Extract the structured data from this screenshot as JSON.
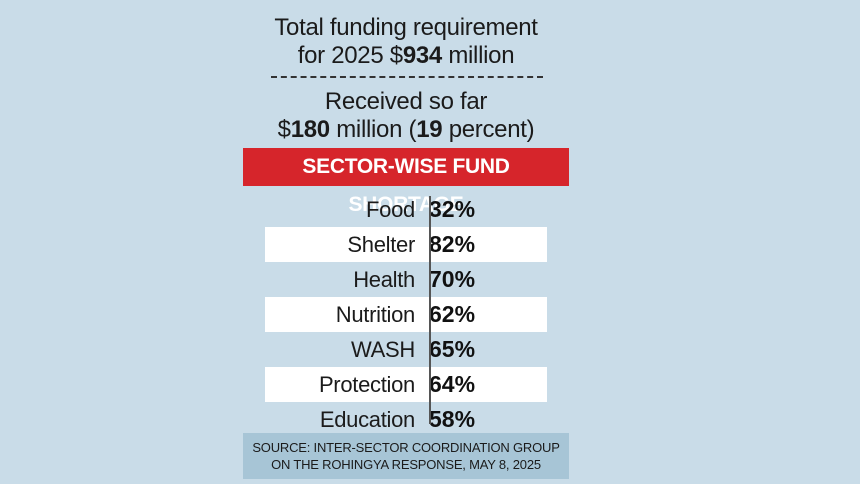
{
  "total": {
    "line1": "Total funding requirement",
    "line2_prefix": "for 2025 $",
    "amount": "934",
    "line2_suffix": " million"
  },
  "received": {
    "line1": "Received so far",
    "line2_prefix": "$",
    "amount": "180",
    "line2_mid": " million (",
    "percent": "19",
    "line2_suffix": " percent)"
  },
  "banner": "SECTOR-WISE FUND SHORTAGE",
  "rows": [
    {
      "sector": "Food",
      "value": "32%"
    },
    {
      "sector": "Shelter",
      "value": "82%"
    },
    {
      "sector": "Health",
      "value": "70%"
    },
    {
      "sector": "Nutrition",
      "value": "62%"
    },
    {
      "sector": "WASH",
      "value": "65%"
    },
    {
      "sector": "Protection",
      "value": "64%"
    },
    {
      "sector": "Education",
      "value": "58%"
    }
  ],
  "source": {
    "line1": "SOURCE: INTER-SECTOR COORDINATION GROUP",
    "line2": "ON THE ROHINGYA RESPONSE, MAY 8, 2025"
  },
  "colors": {
    "background": "#c9dce8",
    "banner": "#d6252b",
    "source_box": "#a7c5d6"
  }
}
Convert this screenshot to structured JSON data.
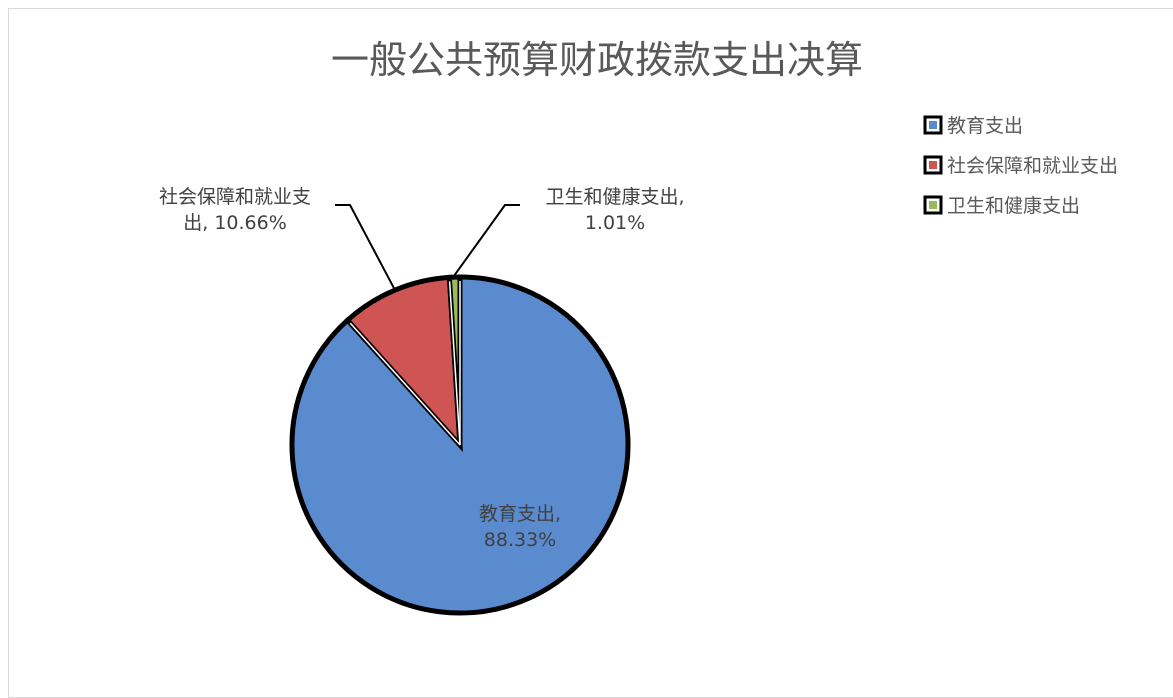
{
  "chart_data": {
    "type": "pie",
    "title": "一般公共预算财政拨款支出决算",
    "legend_position": "top-right",
    "categories": [
      "教育支出",
      "社会保障和就业支出",
      "卫生和健康支出"
    ],
    "values": [
      88.33,
      10.66,
      1.01
    ],
    "value_unit": "%",
    "colors": [
      "#5b8bcf",
      "#cf5554",
      "#9bbb59"
    ],
    "outline_color": "#000000",
    "data_labels": [
      {
        "lines": [
          "教育支出,",
          "88.33%"
        ]
      },
      {
        "lines": [
          "社会保障和就业支",
          "出, 10.66%"
        ]
      },
      {
        "lines": [
          "卫生和健康支出,",
          "1.01%"
        ]
      }
    ]
  }
}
◇ ◇ ◇ ◇ ◇
_Task directions:_ Reproduce each line exactly as it appears, omitting the pictures.

_Output for this task:_
Extract the structured data from this screenshot as JSON.
{
  "total": {
    "line1": "Total funding requirement",
    "line2_prefix": "for 2025 $",
    "amount": "934",
    "line2_suffix": " million"
  },
  "received": {
    "line1": "Received so far",
    "line2_prefix": "$",
    "amount": "180",
    "line2_mid": " million (",
    "percent": "19",
    "line2_suffix": " percent)"
  },
  "banner": "SECTOR-WISE FUND SHORTAGE",
  "rows": [
    {
      "sector": "Food",
      "value": "32%"
    },
    {
      "sector": "Shelter",
      "value": "82%"
    },
    {
      "sector": "Health",
      "value": "70%"
    },
    {
      "sector": "Nutrition",
      "value": "62%"
    },
    {
      "sector": "WASH",
      "value": "65%"
    },
    {
      "sector": "Protection",
      "value": "64%"
    },
    {
      "sector": "Education",
      "value": "58%"
    }
  ],
  "source": {
    "line1": "SOURCE: INTER-SECTOR COORDINATION GROUP",
    "line2": "ON THE ROHINGYA RESPONSE, MAY 8, 2025"
  },
  "colors": {
    "background": "#c9dce8",
    "banner": "#d6252b",
    "source_box": "#a7c5d6"
  }
}
Convert this screenshot to structured JSON data.
{
  "chart_data": {
    "type": "pie",
    "title": "一般公共预算财政拨款支出决算",
    "legend_position": "top-right",
    "categories": [
      "教育支出",
      "社会保障和就业支出",
      "卫生和健康支出"
    ],
    "values": [
      88.33,
      10.66,
      1.01
    ],
    "value_unit": "%",
    "colors": [
      "#5b8bcf",
      "#cf5554",
      "#9bbb59"
    ],
    "outline_color": "#000000",
    "data_labels": [
      {
        "lines": [
          "教育支出,",
          "88.33%"
        ]
      },
      {
        "lines": [
          "社会保障和就业支",
          "出, 10.66%"
        ]
      },
      {
        "lines": [
          "卫生和健康支出,",
          "1.01%"
        ]
      }
    ]
  }
}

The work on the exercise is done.